### Problem to solve
Arrange each line of the material as a row in a Markdown table with two columns, Row and Line, numbering the rows and omitting blank lines. Exclude the pictures from the table.
━━━━
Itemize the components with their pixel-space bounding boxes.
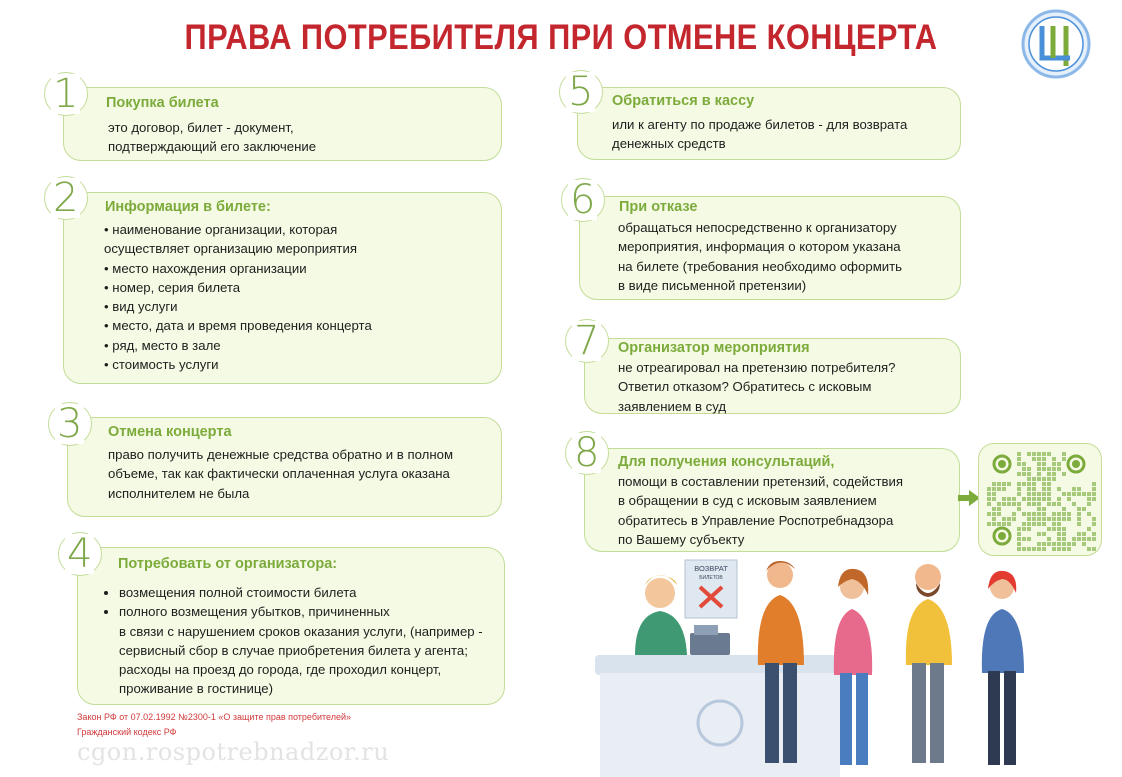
card-3-body: право получить денежные средства обратно и в полном объеме, так как фактически оплаченная услуга оказана исполнителем не была [108, 447, 454, 501]
card-5-number: 5 [568, 69, 594, 115]
svg-text:БИЛЕТОВ: БИЛЕТОВ [699, 575, 723, 581]
law-references [77, 710, 351, 740]
law-line-1: Закон РФ от 07.02.1992 №2300-1 «О защите прав потребителей» [77, 712, 352, 722]
card-6-number: 6 [570, 177, 596, 223]
logo-icon [1020, 8, 1092, 80]
card-4-title: Потребовать от организатора: [118, 556, 338, 572]
card-6-title: При отказе [619, 199, 698, 215]
arrow-right-icon [958, 490, 980, 506]
card-5-title: Обратиться в кассу [612, 93, 755, 109]
card-2-title: Информация в билете: [105, 199, 271, 215]
page-title: ПРАВА ПОТРЕБИТЕЛЯ ПРИ ОТМЕНЕ КОНЦЕРТА [184, 18, 938, 57]
card-8-body: помощи в составлении претензий, содействия в обращении в суд с исковым заявлением обратитесь в Управление Роспотребнадзора по Вашему субъекту [618, 474, 904, 547]
card-7-body: не отреагировал на претензию потребителя? Ответил отказом? Обратитесь с исковым заявлением в суд [618, 360, 896, 414]
list-item: • возмещения полной стоимости билета [119, 583, 519, 602]
card-1-body: это договор, билет - документ, подтверждающий его заключение [108, 120, 317, 155]
list-item: • полного возмещения убытков, причиненных в связи с нарушением сроков оказания услуги, (например - сервисный сбор в случае приобретения билета у агента; расходы на проезд до города, где проходил концерт, проживание в гостинице) [119, 602, 519, 698]
card-7-number: 7 [574, 318, 600, 364]
card-7-title: Организатор мероприятия [618, 340, 810, 356]
svg-text:ВОЗВРАТ: ВОЗВРАТ [694, 564, 728, 573]
card-2-body: • наименование организации, которая осуществляет организацию мероприятия • место нахождения организации • номер, серия билета • вид услуги • место, дата и время проведения концерта • ряд, место в зале • стоимость услуги [104, 222, 372, 373]
website-url[interactable]: cgon.rospotrebnadzor.ru [77, 738, 390, 766]
qr-code-box[interactable] [978, 443, 1102, 556]
qr-code-icon[interactable] [979, 444, 1100, 554]
card-1-title: Покупка билета [106, 95, 219, 111]
card-1-number: 1 [53, 71, 79, 117]
card-6-body: обращаться непосредственно к организатору мероприятия, информация о котором указана на билете (требования необходимо оформить в виде письменной претензии) [618, 220, 903, 293]
card-8-title: Для получения консультаций, [618, 454, 835, 470]
card-8-number: 8 [574, 430, 600, 476]
card-3-title: Отмена концерта [108, 424, 232, 440]
card-5-body: или к агенту по продаже билетов - для возврата денежных средств [612, 117, 908, 152]
cashier-illustration [590, 555, 1090, 777]
card-3-number: 3 [57, 401, 83, 447]
card-4-number: 4 [67, 531, 93, 577]
law-line-2: Гражданский кодекс РФ [77, 727, 177, 737]
card-4-list [101, 583, 519, 699]
card-2-number: 2 [53, 175, 79, 221]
━━━━
### Problem solution
| Row | Line |
|---|---|
| 1 | Itemize the components with their pixel-space bounding boxes. |
| 2 | card-3-body: право получить денежные средства обратно и в полном объеме, так как фактически оплаченная услуга оказана исполнителем не была [108, 447, 454, 501] |
| 3 | card-5-number: 5 [568, 69, 594, 115] |
| 4 | svg-text:БИЛЕТОВ: БИЛЕТОВ [699, 575, 723, 581] |
| 5 | law-references [77, 710, 351, 740] |
| 6 | law-line-1: Закон РФ от 07.02.1992 №2300-1 «О защите прав потребителей» [77, 712, 352, 722] |
| 7 | card-6-number: 6 [570, 177, 596, 223] |
| 8 | logo-icon [1020, 8, 1092, 80] |
| 9 | card-4-title: Потребовать от организатора: [118, 556, 338, 572] |
| 10 | card-6-title: При отказе [619, 199, 698, 215] |
| 11 | arrow-right-icon [958, 490, 980, 506] |
| 12 | card-5-title: Обратиться в кассу [612, 93, 755, 109] |
| 13 | card-2-title: Информация в билете: [105, 199, 271, 215] |
| 14 | page-title: ПРАВА ПОТРЕБИТЕЛЯ ПРИ ОТМЕНЕ КОНЦЕРТА [184, 18, 938, 57] |
| 15 | card-8-body: помощи в составлении претензий, содействия в обращении в суд с исковым заявлением обратитесь в Управление Роспотребнадзора по Вашему субъекту [618, 474, 904, 547] |
| 16 | card-7-body: не отреагировал на претензию потребителя? Ответил отказом? Обратитесь с исковым заявлением в суд [618, 360, 896, 414] |
| 17 | list-item: • возмещения полной стоимости билета [119, 583, 519, 602] |
| 18 | card-1-body: это договор, билет - документ, подтверждающий его заключение [108, 120, 317, 155] |
| 19 | list-item: • полного возмещения убытков, причиненных в связи с нарушением сроков оказания услуги, (например - сервисный сбор в случае приобретения билета у агента; расходы на проезд до города, где проходил концерт, проживание в гостинице) [119, 602, 519, 698] |
| 20 | card-7-number: 7 [574, 318, 600, 364] |
| 21 | card-7-title: Организатор мероприятия [618, 340, 810, 356] |
| 22 | svg-text:ВОЗВРАТ: ВОЗВРАТ [694, 564, 728, 573] |
| 23 | card-2-body: • наименование организации, которая осуществляет организацию мероприятия • место нахождения организации • номер, серия билета • вид услуги • место, дата и время проведения концерта • ряд, место в зале • стоимость услуги [104, 222, 372, 373] |
| 24 | website-url[interactable]: cgon.rospotrebnadzor.ru [77, 738, 390, 766] |
| 25 | qr-code-box[interactable] [978, 443, 1102, 556] |
| 26 | qr-code-icon[interactable] [979, 444, 1100, 554] |
| 27 | card-1-title: Покупка билета [106, 95, 219, 111] |
| 28 | card-1-number: 1 [53, 71, 79, 117] |
| 29 | card-6-body: обращаться непосредственно к организатору мероприятия, информация о котором указана на билете (требования необходимо оформить в виде письменной претензии) [618, 220, 903, 293] |
| 30 | card-8-title: Для получения консультаций, [618, 454, 835, 470] |
| 31 | card-8-number: 8 [574, 430, 600, 476] |
| 32 | card-3-title: Отмена концерта [108, 424, 232, 440] |
| 33 | card-5-body: или к агенту по продаже билетов - для возврата денежных средств [612, 117, 908, 152] |
| 34 | cashier-illustration [590, 555, 1090, 777] |
| 35 | card-3-number: 3 [57, 401, 83, 447] |
| 36 | card-4-number: 4 [67, 531, 93, 577] |
| 37 | law-line-2: Гражданский кодекс РФ [77, 727, 177, 737] |
| 38 | card-4-list [101, 583, 519, 699] |
| 39 | card-2-number: 2 [53, 175, 79, 221] |